> _PARTES DEL EJERCICIO_
a – ¿Qué edad tiene Alfonso según la columna sobre Alfonso?
b – Por favor, retoma la columna sobre Alfonso justo después de su última oración y escribe cómo continúa.

Alfonso tiene tres
años y a él le debo el título de esta columna. Aunque no “lea”, en
estricto sentido alfabético, es un lector sensible y con criterio, que
sabe elegir los libros justos: esos que va necesitando según lo que
siente, vive y se pregunta.
Noche tras noche, desde que tiene memoria, su
mamá se convierte en Sherezada y él, como el monarca de Las mil y una
noches, en dueño y señor de esa voz que lo lleva por mundos posibles e
imposibles. Durante un tiempo que no se reduce a un número fijo de
minutos, pues cada historia “trae” su tiempo propio, se cumple su deseo
de mantener a la madre sujeta, literalmente, entre esos mundos de
lenguaje.
Y mientras la voz amada interpreta la
partitura de caracteres negros, a veces unidos y a veces separados, que
la hacen detenerse o exclamar, los ojos de Alfonso oscilan, del libro
que ella lee, a ese “libro abierto” que es la madre, porque en su cara,
en sus ojos y en su voz se reflejan las emociones de los libros: las
emociones de ese niño, tan reciente, que lo hermanan con la madre y con
los que vivieron antes.
Son todos esos mensajes (o, mejor, esos
metamensajes sobre lectura y escritura) los que Alfonso descifra y
disfruta mientras leen juntos, porque para leer no basta con
“identificar los sonidos que corresponden a las letras del alfabeto” o
“combinar fonemas para formar palabras con y sin sentido”, según leo en
los ‘Derechos básicos de aprendizaje’, del Ministerio de Educación, en
la sección de primer grado. Más allá, y antes de eso, la lectura
propicia la exploración de un mundo-otro que tiene lugar “en el
lenguaje” y que nos permite traer lo que no está presente para operar
con símbolos: para representar lo que pensamos, lo que sentimos, lo que
somos.

> _DATOS PROPORCIONADOS_
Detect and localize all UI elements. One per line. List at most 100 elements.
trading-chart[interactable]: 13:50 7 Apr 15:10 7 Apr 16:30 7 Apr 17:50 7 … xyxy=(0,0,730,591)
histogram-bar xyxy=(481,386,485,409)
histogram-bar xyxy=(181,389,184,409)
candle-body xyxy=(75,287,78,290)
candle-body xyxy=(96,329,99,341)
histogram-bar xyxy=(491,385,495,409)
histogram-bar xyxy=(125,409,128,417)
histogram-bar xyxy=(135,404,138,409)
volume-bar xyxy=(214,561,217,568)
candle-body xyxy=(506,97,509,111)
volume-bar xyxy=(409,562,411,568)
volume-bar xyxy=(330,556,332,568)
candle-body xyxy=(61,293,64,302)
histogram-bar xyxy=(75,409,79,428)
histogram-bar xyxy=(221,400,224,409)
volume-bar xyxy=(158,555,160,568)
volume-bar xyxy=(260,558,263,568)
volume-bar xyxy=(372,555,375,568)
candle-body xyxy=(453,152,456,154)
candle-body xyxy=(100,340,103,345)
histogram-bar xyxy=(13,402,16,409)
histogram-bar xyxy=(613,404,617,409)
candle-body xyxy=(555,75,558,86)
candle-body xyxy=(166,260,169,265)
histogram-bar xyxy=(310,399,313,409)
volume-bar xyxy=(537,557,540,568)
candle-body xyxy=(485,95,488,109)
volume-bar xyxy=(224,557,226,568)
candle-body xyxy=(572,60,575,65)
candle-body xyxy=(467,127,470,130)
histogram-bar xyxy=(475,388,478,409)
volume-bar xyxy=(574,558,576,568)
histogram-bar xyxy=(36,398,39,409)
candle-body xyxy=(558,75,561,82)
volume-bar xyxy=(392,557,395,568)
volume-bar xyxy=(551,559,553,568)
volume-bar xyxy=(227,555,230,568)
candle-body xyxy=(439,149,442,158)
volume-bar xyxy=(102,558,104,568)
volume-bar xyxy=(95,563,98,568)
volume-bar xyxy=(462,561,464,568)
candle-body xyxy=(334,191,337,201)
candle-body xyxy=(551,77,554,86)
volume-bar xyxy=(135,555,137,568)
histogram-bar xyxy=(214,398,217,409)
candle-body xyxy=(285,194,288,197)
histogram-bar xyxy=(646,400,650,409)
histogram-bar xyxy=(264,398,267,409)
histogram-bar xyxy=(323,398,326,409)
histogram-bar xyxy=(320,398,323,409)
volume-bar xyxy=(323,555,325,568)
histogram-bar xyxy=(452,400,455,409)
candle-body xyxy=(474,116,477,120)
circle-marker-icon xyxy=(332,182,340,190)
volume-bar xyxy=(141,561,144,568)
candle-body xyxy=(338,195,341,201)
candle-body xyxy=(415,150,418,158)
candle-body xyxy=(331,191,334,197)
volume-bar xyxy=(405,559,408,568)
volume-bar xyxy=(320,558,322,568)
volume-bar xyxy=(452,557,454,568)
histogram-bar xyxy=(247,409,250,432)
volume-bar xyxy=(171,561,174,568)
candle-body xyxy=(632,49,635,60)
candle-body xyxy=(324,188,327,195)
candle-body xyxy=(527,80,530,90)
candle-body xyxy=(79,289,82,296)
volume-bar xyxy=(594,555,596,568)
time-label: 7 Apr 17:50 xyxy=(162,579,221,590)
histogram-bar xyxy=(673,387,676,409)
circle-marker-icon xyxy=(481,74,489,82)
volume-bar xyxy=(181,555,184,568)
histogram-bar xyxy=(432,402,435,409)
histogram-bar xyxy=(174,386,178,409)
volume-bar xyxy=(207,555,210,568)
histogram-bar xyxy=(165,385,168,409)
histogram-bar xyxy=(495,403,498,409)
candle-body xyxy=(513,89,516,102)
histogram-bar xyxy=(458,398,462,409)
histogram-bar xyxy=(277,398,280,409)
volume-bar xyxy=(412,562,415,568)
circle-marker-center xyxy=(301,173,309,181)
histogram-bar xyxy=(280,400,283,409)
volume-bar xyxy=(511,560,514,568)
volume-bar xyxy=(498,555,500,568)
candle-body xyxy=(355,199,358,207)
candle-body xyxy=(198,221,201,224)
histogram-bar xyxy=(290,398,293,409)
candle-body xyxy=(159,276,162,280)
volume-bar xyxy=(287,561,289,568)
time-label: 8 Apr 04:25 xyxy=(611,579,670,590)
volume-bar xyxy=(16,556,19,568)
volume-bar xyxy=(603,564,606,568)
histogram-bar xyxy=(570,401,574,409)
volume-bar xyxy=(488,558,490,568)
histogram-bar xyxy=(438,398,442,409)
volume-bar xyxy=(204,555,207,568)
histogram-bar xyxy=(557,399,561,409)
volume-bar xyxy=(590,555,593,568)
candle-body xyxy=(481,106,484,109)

> _SECCIÓN DE RESPUESTAS_
a – Tres años.

b –
Por supuesto, ninguna mamá y ningún papá dicen
a los niños “miren cómo se ensarta el hilo del pensamiento en esta
historia”, pero mientras leen y conversan sobre libros y les permiten
hojear, elegir y leer, de muchas formas, diversos géneros, para armar
sus bibliotecas, les enseñan a descubrir cómo se piensa de distinto por
escrito: cómo la simultaneidad de la lengua oral se organiza de otra
forma en el espacio de la lectura, cómo, en ausencia de un interlocutor
visible, nos valemos de signos para hablar con los que no están y para
construir, en ese diálogo, la voz propia. Pero, sobre todo, cómo leer y
escribir tienen que ver con construir sentido. Siempre.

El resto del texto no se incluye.